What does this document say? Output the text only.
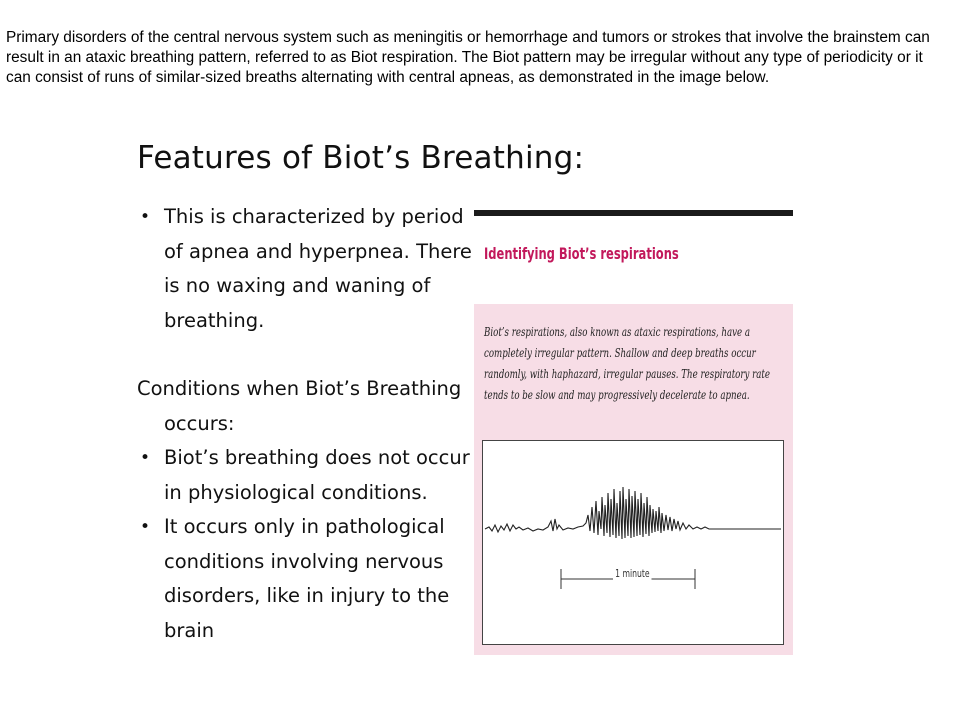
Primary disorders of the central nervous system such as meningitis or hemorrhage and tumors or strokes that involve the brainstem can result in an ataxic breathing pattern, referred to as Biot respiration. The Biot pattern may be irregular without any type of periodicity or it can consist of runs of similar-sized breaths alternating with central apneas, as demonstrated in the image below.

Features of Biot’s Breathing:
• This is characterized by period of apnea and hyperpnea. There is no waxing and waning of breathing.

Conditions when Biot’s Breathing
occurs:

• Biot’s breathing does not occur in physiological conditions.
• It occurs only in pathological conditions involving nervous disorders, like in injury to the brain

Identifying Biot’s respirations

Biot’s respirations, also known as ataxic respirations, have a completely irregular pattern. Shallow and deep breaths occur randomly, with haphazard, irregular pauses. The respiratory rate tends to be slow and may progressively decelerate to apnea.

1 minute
##########
EXERCISE:
Return the data exactly as it stands, minus the pictures.

SOLVED PROBLEM:
What does this document say? Output the text only.
Primary disorders of the central nervous system such as meningitis or hemorrhage and tumors or strokes that involve the brainstem can result in an ataxic breathing pattern, referred to as Biot respiration. The Biot pattern may be irregular without any type of periodicity or it can consist of runs of similar-sized breaths alternating with central apneas, as demonstrated in the image below.

Features of Biot’s Breathing:
• This is characterized by period of apnea and hyperpnea. There is no waxing and waning of breathing.

Conditions when Biot’s Breathing
occurs:

• Biot’s breathing does not occur in physiological conditions.
• It occurs only in pathological conditions involving nervous disorders, like in injury to the brain

Identifying Biot’s respirations

Biot’s respirations, also known as ataxic respirations, have a completely irregular pattern. Shallow and deep breaths occur randomly, with haphazard, irregular pauses. The respiratory rate tends to be slow and may progressively decelerate to apnea.

1 minute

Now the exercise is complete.